**PROBLEM TO WORK ON**:
Please retype the part of the data below that opens with the line containing "y-tick-label: 75 bbox=[43, 147, 54, 157]" and closes with the line containing "y-tick-label: 95 bbox=[43, 58, 54, 68]", keeping every character of those lines unchanged.

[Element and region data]

:::

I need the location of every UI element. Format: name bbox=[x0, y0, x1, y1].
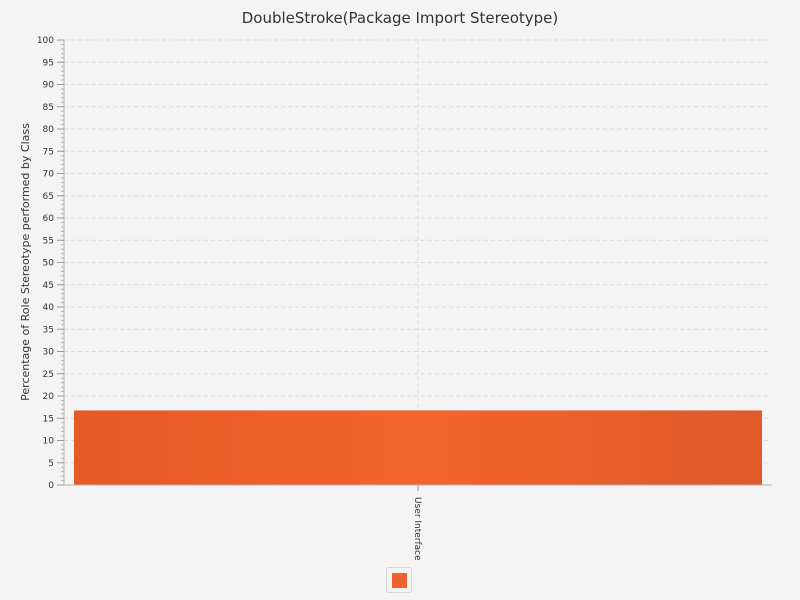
y-tick-label: 75 bbox=[43, 147, 54, 157]
y-tick-label: 30 bbox=[43, 348, 55, 358]
chart-title: DoubleStroke(Package Import Stereotype) bbox=[242, 9, 559, 27]
y-tick-label: 0 bbox=[48, 481, 54, 491]
y-tick-label: 60 bbox=[43, 214, 55, 224]
y-tick-label: 90 bbox=[43, 81, 55, 91]
y-tick-label: 25 bbox=[43, 370, 54, 380]
x-tick-label: User Interface bbox=[412, 497, 422, 561]
y-tick-label: 5 bbox=[48, 459, 54, 469]
legend-swatch bbox=[392, 573, 407, 588]
bars bbox=[74, 410, 762, 486]
y-tick-label: 95 bbox=[43, 58, 54, 68]
y-tick-label: 100 bbox=[37, 36, 54, 46]
y-tick-label: 65 bbox=[43, 192, 54, 202]
y-tick-label: 20 bbox=[43, 392, 55, 402]
y-tick-label: 15 bbox=[43, 414, 54, 424]
y-tick-label: 45 bbox=[43, 281, 54, 291]
bar bbox=[74, 410, 762, 486]
y-tick-label: 55 bbox=[43, 236, 54, 246]
legend bbox=[386, 567, 412, 593]
y-tick-label: 50 bbox=[43, 259, 55, 269]
y-tick-label: 35 bbox=[43, 325, 54, 335]
y-tick-label: 85 bbox=[43, 103, 54, 113]
grid bbox=[64, 39, 772, 485]
y-tick-label: 80 bbox=[43, 125, 55, 135]
y-tick-label: 10 bbox=[43, 437, 55, 447]
y-tick-label: 70 bbox=[43, 170, 55, 180]
y-tick-label: 40 bbox=[43, 303, 55, 313]
x-axis-ticks: User Interface bbox=[412, 485, 422, 561]
y-axis-label: Percentage of Role Stereotype performed … bbox=[19, 123, 32, 401]
y-axis-ticks: 0 5 10 15 20 25 30 35 40 45 50 55 60 65 70 75 80 85 90 95 10… bbox=[37, 36, 64, 491]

:::

**SOLUTION BELOW**:
y-tick-label: 75 bbox=[43, 147, 54, 157]
y-tick-label: 30 bbox=[43, 348, 55, 358]
chart-title: DoubleStroke(Package Import Stereotype) bbox=[242, 9, 559, 27]
y-tick-label: 0 bbox=[48, 481, 54, 491]
y-tick-label: 60 bbox=[43, 214, 55, 224]
y-tick-label: 90 bbox=[43, 81, 55, 91]
y-tick-label: 25 bbox=[43, 370, 54, 380]
x-tick-label: User Interface bbox=[412, 497, 422, 561]
y-tick-label: 5 bbox=[48, 459, 54, 469]
legend-swatch bbox=[392, 573, 407, 588]
bars bbox=[74, 410, 762, 486]
y-tick-label: 95 bbox=[43, 58, 54, 68]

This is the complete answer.